- **Given request**: Reproduce all of the listing below without alteration.

━━ Supplied data ━━

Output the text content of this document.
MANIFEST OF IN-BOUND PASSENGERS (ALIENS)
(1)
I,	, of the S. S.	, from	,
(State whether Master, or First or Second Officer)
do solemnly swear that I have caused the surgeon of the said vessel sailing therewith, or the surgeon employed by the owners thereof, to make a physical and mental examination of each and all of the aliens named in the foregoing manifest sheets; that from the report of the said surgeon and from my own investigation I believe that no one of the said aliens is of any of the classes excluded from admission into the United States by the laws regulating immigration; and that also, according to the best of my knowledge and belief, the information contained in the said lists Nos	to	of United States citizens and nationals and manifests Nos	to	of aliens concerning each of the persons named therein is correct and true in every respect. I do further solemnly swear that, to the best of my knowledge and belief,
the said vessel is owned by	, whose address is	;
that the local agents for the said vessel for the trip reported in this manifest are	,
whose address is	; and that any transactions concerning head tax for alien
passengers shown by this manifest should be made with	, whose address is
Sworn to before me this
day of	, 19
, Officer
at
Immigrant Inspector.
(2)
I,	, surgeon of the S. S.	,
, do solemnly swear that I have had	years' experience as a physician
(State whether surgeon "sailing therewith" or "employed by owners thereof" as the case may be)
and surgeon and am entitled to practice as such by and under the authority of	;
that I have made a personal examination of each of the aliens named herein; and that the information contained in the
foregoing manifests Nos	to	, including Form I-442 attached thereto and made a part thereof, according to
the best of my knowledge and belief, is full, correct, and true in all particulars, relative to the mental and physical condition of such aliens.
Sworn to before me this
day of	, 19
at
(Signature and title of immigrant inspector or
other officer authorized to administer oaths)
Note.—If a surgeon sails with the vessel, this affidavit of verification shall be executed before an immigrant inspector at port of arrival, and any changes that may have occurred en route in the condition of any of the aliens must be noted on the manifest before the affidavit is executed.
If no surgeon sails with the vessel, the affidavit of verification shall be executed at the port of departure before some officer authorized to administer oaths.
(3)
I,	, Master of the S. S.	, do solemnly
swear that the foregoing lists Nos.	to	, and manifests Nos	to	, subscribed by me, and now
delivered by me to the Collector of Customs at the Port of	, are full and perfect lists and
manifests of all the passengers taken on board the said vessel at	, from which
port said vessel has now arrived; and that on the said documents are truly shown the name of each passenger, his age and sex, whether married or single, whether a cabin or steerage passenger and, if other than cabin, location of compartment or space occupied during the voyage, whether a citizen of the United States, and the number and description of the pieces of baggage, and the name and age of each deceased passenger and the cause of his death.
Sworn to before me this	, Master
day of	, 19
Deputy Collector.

━━━

- **Expected answer**:
Output the text content of this document.
MANIFEST OF IN-BOUND PASSENGERS (ALIENS)
(1)
I,	, of the S. S.	, from	,
(State whether Master, or First or Second Officer)
do solemnly swear that I have caused the surgeon of the said vessel sailing therewith, or the surgeon employed by the owners thereof, to make a physical and mental examination of each and all of the aliens named in the foregoing manifest sheets; that from the report of the said surgeon and from my own investigation I believe that no one of the said aliens is of any of the classes excluded from admission into the United States by the laws regulating immigration; and that also, according to the best of my knowledge and belief, the information contained in the said lists Nos	to	of United States citizens and nationals and manifests Nos	to	of aliens concerning each of the persons named therein is correct and true in every respect. I do further solemnly swear that, to the best of my knowledge and belief,
the said vessel is owned by	, whose address is	;
that the local agents for the said vessel for the trip reported in this manifest are	,
whose address is	; and that any transactions concerning head tax for alien
passengers shown by this manifest should be made with	, whose address is
Sworn to before me this
day of	, 19
, Officer
at
Immigrant Inspector.
(2)
I,	, surgeon of the S. S.	,
, do solemnly swear that I have had	years' experience as a physician
(State whether surgeon "sailing therewith" or "employed by owners thereof" as the case may be)
and surgeon and am entitled to practice as such by and under the authority of	;
that I have made a personal examination of each of the aliens named herein; and that the information contained in the
foregoing manifests Nos	to	, including Form I-442 attached thereto and made a part thereof, according to
the best of my knowledge and belief, is full, correct, and true in all particulars, relative to the mental and physical condition of such aliens.
Sworn to before me this
day of	, 19
at
(Signature and title of immigrant inspector or
other officer authorized to administer oaths)
Note.—If a surgeon sails with the vessel, this affidavit of verification shall be executed before an immigrant inspector at port of arrival, and any changes that may have occurred en route in the condition of any of the aliens must be noted on the manifest before the affidavit is executed.
If no surgeon sails with the vessel, the affidavit of verification shall be executed at the port of departure before some officer authorized to administer oaths.
(3)
I,	, Master of the S. S.	, do solemnly
swear that the foregoing lists Nos.	to	, and manifests Nos	to	, subscribed by me, and now
delivered by me to the Collector of Customs at the Port of	, are full and perfect lists and
manifests of all the passengers taken on board the said vessel at	, from which
port said vessel has now arrived; and that on the said documents are truly shown the name of each passenger, his age and sex, whether married or single, whether a cabin or steerage passenger and, if other than cabin, location of compartment or space occupied during the voyage, whether a citizen of the United States, and the number and description of the pieces of baggage, and the name and age of each deceased passenger and the cause of his death.
Sworn to before me this	, Master
day of	, 19
Deputy Collector.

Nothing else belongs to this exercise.